→ Aim:
Where the word "TAILLENUMFANG" occurs in a line, return that line.
********************
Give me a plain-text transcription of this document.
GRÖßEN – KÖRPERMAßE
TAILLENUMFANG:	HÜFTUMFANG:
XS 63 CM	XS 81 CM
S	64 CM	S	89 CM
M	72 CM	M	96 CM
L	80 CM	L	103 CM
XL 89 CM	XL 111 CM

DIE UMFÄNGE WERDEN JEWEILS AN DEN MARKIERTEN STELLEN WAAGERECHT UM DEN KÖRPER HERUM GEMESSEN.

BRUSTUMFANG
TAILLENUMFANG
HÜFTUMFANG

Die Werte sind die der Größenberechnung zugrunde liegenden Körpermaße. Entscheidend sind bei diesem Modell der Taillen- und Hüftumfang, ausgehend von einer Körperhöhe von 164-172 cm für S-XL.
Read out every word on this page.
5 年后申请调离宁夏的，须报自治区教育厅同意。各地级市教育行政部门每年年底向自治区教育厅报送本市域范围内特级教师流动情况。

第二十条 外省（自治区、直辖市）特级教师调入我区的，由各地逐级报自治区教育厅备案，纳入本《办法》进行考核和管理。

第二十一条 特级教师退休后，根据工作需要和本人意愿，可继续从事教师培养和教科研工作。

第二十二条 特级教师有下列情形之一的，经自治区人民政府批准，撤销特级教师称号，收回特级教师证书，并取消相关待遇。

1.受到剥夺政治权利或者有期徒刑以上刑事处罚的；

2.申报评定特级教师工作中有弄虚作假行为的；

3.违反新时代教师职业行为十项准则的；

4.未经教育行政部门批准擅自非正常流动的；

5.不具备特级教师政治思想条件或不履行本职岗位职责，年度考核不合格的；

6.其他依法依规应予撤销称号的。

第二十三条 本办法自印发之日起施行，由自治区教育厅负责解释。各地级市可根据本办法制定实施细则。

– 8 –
********************
→ Solution for this problem:
TAILLENUMFANG:	HÜFTUMFANG:
TAILLENUMFANG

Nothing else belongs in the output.